REQUIRED TASK —
Among the lines below, list those containing the string "grey".

[Stored items from a collection]
--
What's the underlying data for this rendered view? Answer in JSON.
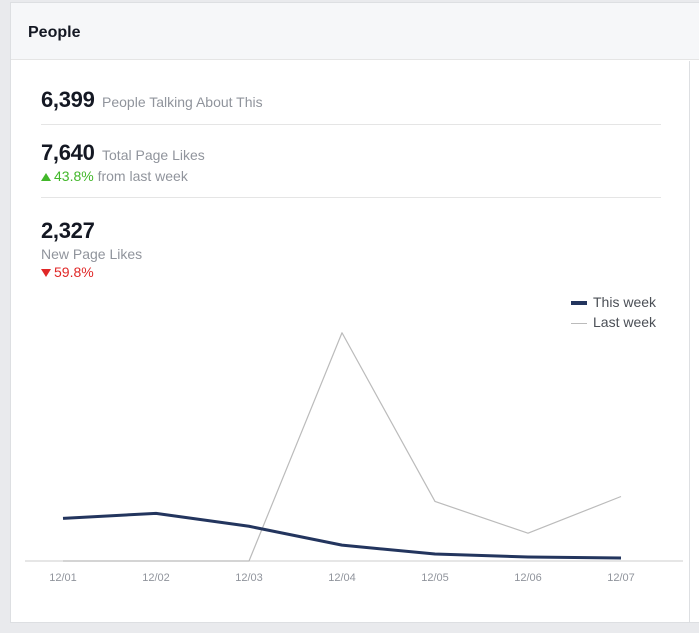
{
  "panel": {
    "title": "People"
  },
  "metrics": {
    "talking": {
      "value": "6,399",
      "label": "People Talking About This"
    },
    "total_likes": {
      "value": "7,640",
      "label": "Total Page Likes",
      "change_pct": "43.8%",
      "change_text": "from last week",
      "direction": "up"
    },
    "new_likes": {
      "value": "2,327",
      "label": "New Page Likes",
      "change_pct": "59.8%",
      "direction": "down"
    }
  },
  "chart_data": {
    "type": "line",
    "categories": [
      "12/01",
      "12/02",
      "12/03",
      "12/04",
      "12/05",
      "12/06",
      "12/07"
    ],
    "series": [
      {
        "name": "This week",
        "color": "#23355e",
        "values": [
          430,
          480,
          350,
          160,
          70,
          40,
          30
        ]
      },
      {
        "name": "Last week",
        "color": "#bbbbbb",
        "values": [
          0,
          0,
          0,
          2300,
          600,
          280,
          650
        ]
      }
    ],
    "ylim": [
      0,
      2600
    ],
    "grid": false,
    "legend": "top-right"
  }
}
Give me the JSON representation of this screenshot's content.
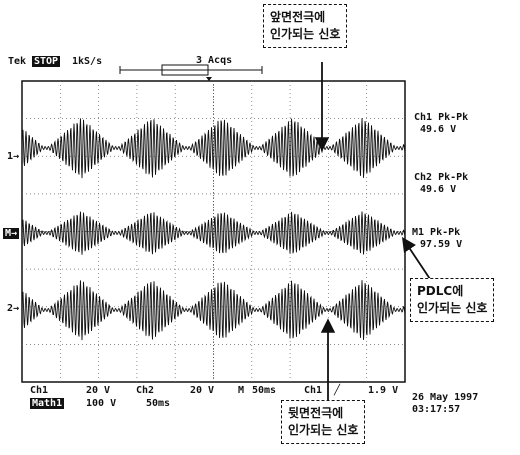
{
  "header": {
    "brand": "Tek",
    "mode_badge": "STOP",
    "sample_rate": "1kS/s",
    "acquisitions": "3 Acqs"
  },
  "channel_markers": {
    "ch1": "1→",
    "ch2": "2→",
    "math": "M→"
  },
  "measurements": [
    {
      "title": "Ch1 Pk-Pk",
      "value": "49.6 V"
    },
    {
      "title": "Ch2 Pk-Pk",
      "value": "49.6 V"
    },
    {
      "title": "M1 Pk-Pk",
      "value": "97.59 V"
    }
  ],
  "footer": {
    "ch1_label": "Ch1",
    "ch1_scale": "20 V",
    "ch2_label": "Ch2",
    "ch2_scale": "20 V",
    "timebase_label": "M",
    "timebase": "50ms",
    "trigger_source": "Ch1",
    "trigger_slope": "╱",
    "trigger_level": "1.9 V",
    "math_badge": "Math1",
    "math_scale": "100 V",
    "math_timebase": "50ms",
    "date": "26 May 1997",
    "time": "03:17:57"
  },
  "annotations": {
    "top_right": [
      "앞면전극에",
      "인가되는 신호"
    ],
    "right": [
      "PDLC에",
      "인가되는 신호"
    ],
    "bottom": [
      "뒷면전극에",
      "인가되는 신호"
    ]
  },
  "chart_data": {
    "type": "line",
    "title": "",
    "xlabel": "",
    "ylabel": "",
    "x_unit": "ms",
    "xlim": [
      0,
      500
    ],
    "grid": true,
    "divisions": {
      "x": 10,
      "y": 8
    },
    "series": [
      {
        "name": "Ch1",
        "vertical_scale_V_per_div": 20,
        "peak_to_peak_V": 49.6,
        "envelope": "diamond bursts",
        "burst_period_ms": 92
      },
      {
        "name": "Ch2",
        "vertical_scale_V_per_div": 20,
        "peak_to_peak_V": 49.6,
        "envelope": "diamond bursts",
        "burst_period_ms": 92
      },
      {
        "name": "M1",
        "vertical_scale_V_per_div": 100,
        "peak_to_peak_V": 97.59,
        "envelope": "diamond bursts",
        "burst_period_ms": 92
      }
    ]
  },
  "colors": {
    "ink": "#111111",
    "background": "#ffffff",
    "grid": "#555555"
  }
}
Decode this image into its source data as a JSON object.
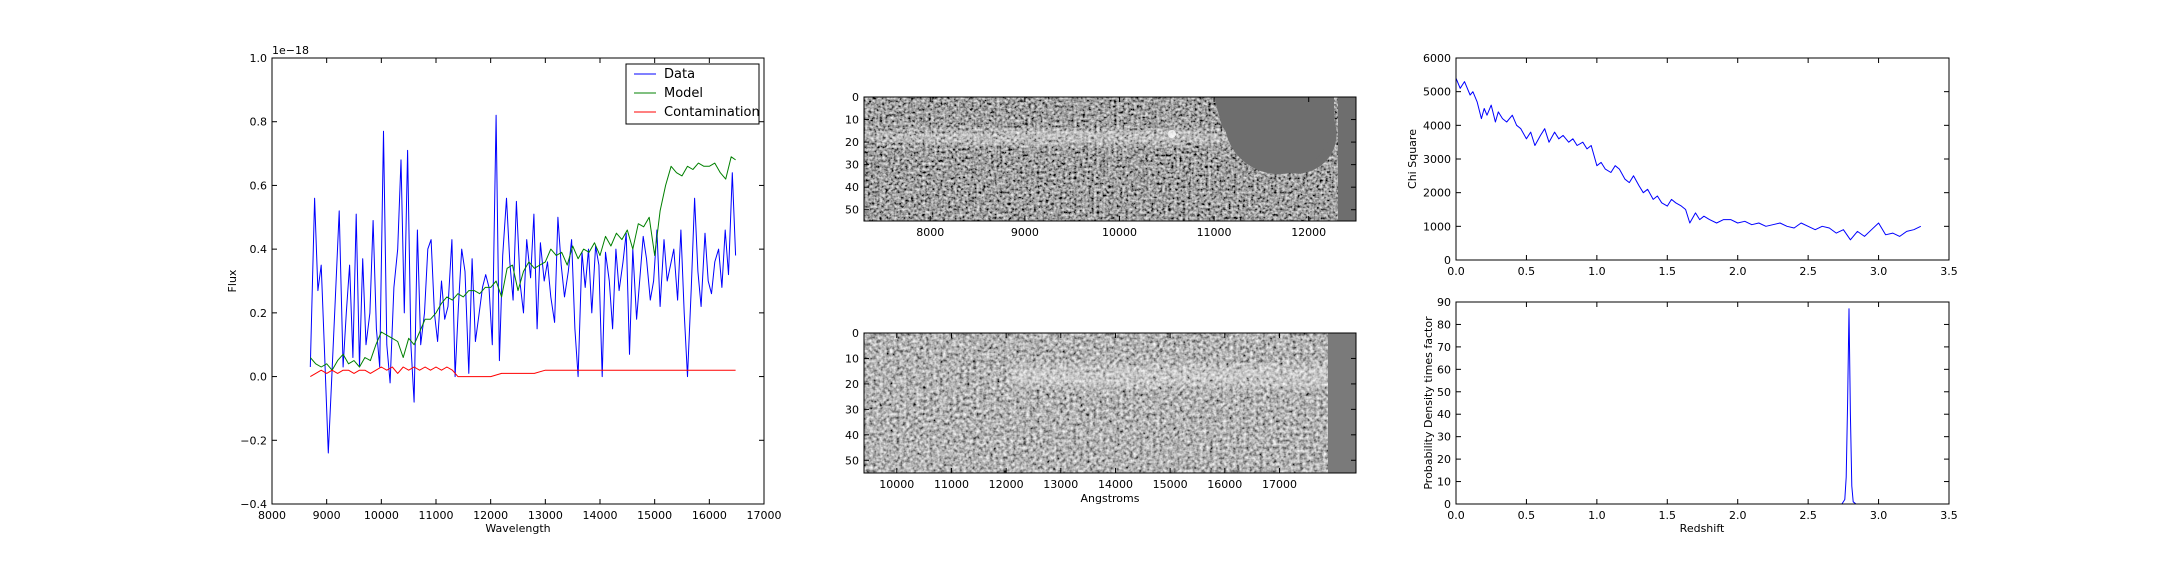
{
  "chart_data": [
    {
      "id": "spectrum",
      "type": "line",
      "xlabel": "Wavelength",
      "ylabel": "Flux",
      "offset_label": "1e−18",
      "xlim": [
        8000,
        17000
      ],
      "ylim": [
        -0.4,
        1.0
      ],
      "xticks": [
        "8000",
        "9000",
        "10000",
        "11000",
        "12000",
        "13000",
        "14000",
        "15000",
        "16000",
        "17000"
      ],
      "yticks": [
        "−0.4",
        "−0.2",
        "0.0",
        "0.2",
        "0.4",
        "0.6",
        "0.8",
        "1.0"
      ],
      "legend_position": "top-right",
      "series": [
        {
          "name": "Data",
          "color": "#0000ff",
          "x": [
            8700,
            8780,
            8840,
            8900,
            8960,
            9030,
            9100,
            9160,
            9230,
            9300,
            9360,
            9420,
            9480,
            9540,
            9600,
            9660,
            9720,
            9790,
            9850,
            9910,
            9970,
            10040,
            10100,
            10160,
            10230,
            10300,
            10360,
            10420,
            10480,
            10540,
            10600,
            10660,
            10720,
            10790,
            10850,
            10910,
            10970,
            11030,
            11100,
            11160,
            11220,
            11290,
            11350,
            11410,
            11470,
            11530,
            11600,
            11660,
            11720,
            11790,
            11850,
            11910,
            11970,
            12030,
            12100,
            12160,
            12220,
            12290,
            12350,
            12410,
            12470,
            12540,
            12600,
            12660,
            12730,
            12790,
            12850,
            12910,
            12980,
            13040,
            13100,
            13170,
            13230,
            13290,
            13350,
            13420,
            13480,
            13540,
            13600,
            13670,
            13730,
            13790,
            13850,
            13920,
            13980,
            14040,
            14100,
            14170,
            14230,
            14290,
            14350,
            14420,
            14480,
            14540,
            14600,
            14670,
            14730,
            14790,
            14850,
            14920,
            14980,
            15040,
            15100,
            15170,
            15230,
            15290,
            15350,
            15420,
            15480,
            15540,
            15600,
            15670,
            15730,
            15790,
            15850,
            15920,
            15980,
            16040,
            16100,
            16170,
            16230,
            16290,
            16350,
            16420,
            16480
          ],
          "y": [
            0.03,
            0.56,
            0.27,
            0.35,
            0.08,
            -0.24,
            0.02,
            0.25,
            0.52,
            0.03,
            0.2,
            0.35,
            0.06,
            0.51,
            0.03,
            0.37,
            0.1,
            0.2,
            0.49,
            0.15,
            0.03,
            0.77,
            0.1,
            -0.02,
            0.28,
            0.4,
            0.68,
            0.2,
            0.71,
            0.1,
            -0.08,
            0.46,
            0.1,
            0.2,
            0.4,
            0.43,
            0.2,
            0.11,
            0.3,
            0.18,
            0.22,
            0.43,
            0.0,
            0.22,
            0.4,
            0.33,
            0.01,
            0.37,
            0.11,
            0.2,
            0.28,
            0.32,
            0.28,
            0.1,
            0.82,
            0.05,
            0.38,
            0.56,
            0.36,
            0.24,
            0.55,
            0.29,
            0.2,
            0.43,
            0.31,
            0.51,
            0.15,
            0.42,
            0.3,
            0.36,
            0.25,
            0.17,
            0.5,
            0.35,
            0.25,
            0.33,
            0.43,
            0.15,
            0.0,
            0.39,
            0.28,
            0.4,
            0.2,
            0.41,
            0.35,
            0.0,
            0.39,
            0.3,
            0.15,
            0.4,
            0.27,
            0.36,
            0.45,
            0.07,
            0.4,
            0.18,
            0.31,
            0.44,
            0.37,
            0.24,
            0.3,
            0.46,
            0.22,
            0.43,
            0.3,
            0.35,
            0.4,
            0.24,
            0.46,
            0.2,
            0.0,
            0.28,
            0.56,
            0.33,
            0.22,
            0.45,
            0.3,
            0.26,
            0.36,
            0.4,
            0.28,
            0.46,
            0.32,
            0.64,
            0.38
          ]
        },
        {
          "name": "Model",
          "color": "#008000",
          "x": [
            8700,
            8800,
            8900,
            9000,
            9100,
            9200,
            9300,
            9400,
            9500,
            9600,
            9700,
            9800,
            9900,
            10000,
            10100,
            10200,
            10300,
            10400,
            10500,
            10600,
            10700,
            10800,
            10900,
            11000,
            11100,
            11200,
            11300,
            11400,
            11500,
            11600,
            11700,
            11800,
            11900,
            12000,
            12100,
            12200,
            12300,
            12400,
            12500,
            12600,
            12700,
            12800,
            12900,
            13000,
            13100,
            13200,
            13300,
            13400,
            13500,
            13600,
            13700,
            13800,
            13900,
            14000,
            14100,
            14200,
            14300,
            14400,
            14500,
            14600,
            14700,
            14800,
            14900,
            15000,
            15100,
            15200,
            15300,
            15400,
            15500,
            15600,
            15700,
            15800,
            15900,
            16000,
            16100,
            16200,
            16300,
            16400,
            16480
          ],
          "y": [
            0.06,
            0.04,
            0.03,
            0.04,
            0.02,
            0.05,
            0.07,
            0.04,
            0.05,
            0.03,
            0.06,
            0.05,
            0.1,
            0.14,
            0.13,
            0.12,
            0.11,
            0.06,
            0.12,
            0.1,
            0.14,
            0.18,
            0.18,
            0.2,
            0.23,
            0.25,
            0.24,
            0.26,
            0.25,
            0.27,
            0.27,
            0.26,
            0.28,
            0.28,
            0.3,
            0.25,
            0.34,
            0.35,
            0.27,
            0.33,
            0.36,
            0.34,
            0.35,
            0.36,
            0.4,
            0.38,
            0.39,
            0.35,
            0.41,
            0.37,
            0.4,
            0.39,
            0.42,
            0.38,
            0.44,
            0.41,
            0.45,
            0.43,
            0.46,
            0.4,
            0.48,
            0.47,
            0.5,
            0.38,
            0.52,
            0.6,
            0.66,
            0.64,
            0.63,
            0.66,
            0.65,
            0.67,
            0.66,
            0.66,
            0.67,
            0.64,
            0.62,
            0.69,
            0.68
          ]
        },
        {
          "name": "Contamination",
          "color": "#ff0000",
          "x": [
            8700,
            8800,
            8900,
            9000,
            9100,
            9200,
            9300,
            9400,
            9500,
            9600,
            9700,
            9800,
            9900,
            10000,
            10100,
            10200,
            10300,
            10400,
            10500,
            10600,
            10700,
            10800,
            10900,
            11000,
            11100,
            11200,
            11300,
            11400,
            11500,
            11600,
            11800,
            12000,
            12200,
            12400,
            12600,
            12800,
            13000,
            13200,
            13400,
            13600,
            13800,
            14000,
            14200,
            14400,
            14600,
            14800,
            15000,
            15200,
            15400,
            15600,
            15800,
            16000,
            16200,
            16480
          ],
          "y": [
            0.0,
            0.01,
            0.02,
            0.01,
            0.02,
            0.01,
            0.02,
            0.02,
            0.01,
            0.02,
            0.02,
            0.01,
            0.02,
            0.03,
            0.02,
            0.03,
            0.01,
            0.03,
            0.02,
            0.03,
            0.02,
            0.03,
            0.02,
            0.03,
            0.02,
            0.03,
            0.02,
            0.0,
            0.0,
            0.0,
            0.0,
            0.0,
            0.01,
            0.01,
            0.01,
            0.01,
            0.02,
            0.02,
            0.02,
            0.02,
            0.02,
            0.02,
            0.02,
            0.02,
            0.02,
            0.02,
            0.02,
            0.02,
            0.02,
            0.02,
            0.02,
            0.02,
            0.02,
            0.02
          ]
        }
      ]
    },
    {
      "id": "image-top",
      "type": "heatmap",
      "colormap": "gray",
      "xlim": [
        7300,
        12500
      ],
      "ylim": [
        55,
        0
      ],
      "xticks": [
        "8000",
        "9000",
        "10000",
        "11000",
        "12000"
      ],
      "yticks": [
        "0",
        "10",
        "20",
        "30",
        "40",
        "50"
      ],
      "trace_band_rows": [
        13,
        22
      ],
      "masked_region": "grey circular mask at right end (~11000–12400 Å)"
    },
    {
      "id": "image-bottom",
      "type": "heatmap",
      "colormap": "gray",
      "xlabel": "Angstroms",
      "xlim": [
        9400,
        18400
      ],
      "ylim": [
        55,
        0
      ],
      "xticks": [
        "10000",
        "11000",
        "12000",
        "13000",
        "14000",
        "15000",
        "16000",
        "17000"
      ],
      "yticks": [
        "0",
        "10",
        "20",
        "30",
        "40",
        "50"
      ],
      "trace_band_rows": [
        14,
        24
      ],
      "trace_start": 12000,
      "masked_region": "grey strip beyond ~17800 Å"
    },
    {
      "id": "chi-square",
      "type": "line",
      "ylabel": "Chi Square",
      "xlim": [
        0.0,
        3.5
      ],
      "ylim": [
        0,
        6000
      ],
      "xticks": [
        "0.0",
        "0.5",
        "1.0",
        "1.5",
        "2.0",
        "2.5",
        "3.0",
        "3.5"
      ],
      "yticks": [
        "0",
        "1000",
        "2000",
        "3000",
        "4000",
        "5000",
        "6000"
      ],
      "series": [
        {
          "color": "#0000ff",
          "x": [
            0.0,
            0.03,
            0.06,
            0.1,
            0.12,
            0.15,
            0.18,
            0.2,
            0.22,
            0.25,
            0.28,
            0.3,
            0.33,
            0.36,
            0.4,
            0.43,
            0.46,
            0.5,
            0.53,
            0.56,
            0.6,
            0.63,
            0.66,
            0.7,
            0.73,
            0.76,
            0.8,
            0.83,
            0.86,
            0.9,
            0.93,
            0.96,
            1.0,
            1.03,
            1.06,
            1.1,
            1.13,
            1.16,
            1.2,
            1.23,
            1.26,
            1.3,
            1.33,
            1.36,
            1.4,
            1.43,
            1.46,
            1.5,
            1.53,
            1.56,
            1.6,
            1.63,
            1.66,
            1.7,
            1.73,
            1.76,
            1.8,
            1.85,
            1.9,
            1.95,
            2.0,
            2.05,
            2.1,
            2.15,
            2.2,
            2.25,
            2.3,
            2.35,
            2.4,
            2.45,
            2.5,
            2.55,
            2.6,
            2.65,
            2.7,
            2.75,
            2.8,
            2.85,
            2.9,
            2.95,
            3.0,
            3.05,
            3.1,
            3.15,
            3.2,
            3.25,
            3.3
          ],
          "y": [
            5400,
            5100,
            5300,
            4900,
            5000,
            4700,
            4200,
            4500,
            4300,
            4600,
            4100,
            4400,
            4200,
            4100,
            4300,
            4000,
            3900,
            3600,
            3800,
            3400,
            3700,
            3900,
            3500,
            3800,
            3600,
            3700,
            3500,
            3600,
            3400,
            3500,
            3300,
            3400,
            2800,
            2900,
            2700,
            2600,
            2800,
            2700,
            2400,
            2300,
            2500,
            2200,
            2000,
            2100,
            1800,
            1900,
            1700,
            1600,
            1800,
            1700,
            1600,
            1500,
            1100,
            1400,
            1200,
            1300,
            1200,
            1100,
            1200,
            1200,
            1100,
            1150,
            1050,
            1100,
            1000,
            1050,
            1100,
            1000,
            950,
            1100,
            1000,
            900,
            1000,
            950,
            800,
            900,
            600,
            850,
            700,
            900,
            1100,
            750,
            800,
            700,
            850,
            900,
            1000
          ]
        }
      ]
    },
    {
      "id": "pdf",
      "type": "line",
      "xlabel": "Redshift",
      "ylabel": "Probability Density times factor",
      "xlim": [
        0.0,
        3.5
      ],
      "ylim": [
        0,
        90
      ],
      "xticks": [
        "0.0",
        "0.5",
        "1.0",
        "1.5",
        "2.0",
        "2.5",
        "3.0",
        "3.5"
      ],
      "yticks": [
        "0",
        "10",
        "20",
        "30",
        "40",
        "50",
        "60",
        "70",
        "80",
        "90"
      ],
      "series": [
        {
          "color": "#0000ff",
          "x": [
            0.0,
            2.74,
            2.76,
            2.77,
            2.78,
            2.79,
            2.8,
            2.81,
            2.82,
            2.84,
            3.3
          ],
          "y": [
            0,
            0,
            2,
            12,
            45,
            87,
            40,
            8,
            1,
            0,
            0
          ]
        }
      ]
    }
  ]
}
--
TASK RESULT —
      "masked_region": "grey circular mask at right end (~11000–12400 Å)"
      "masked_region": "grey strip beyond ~17800 Å"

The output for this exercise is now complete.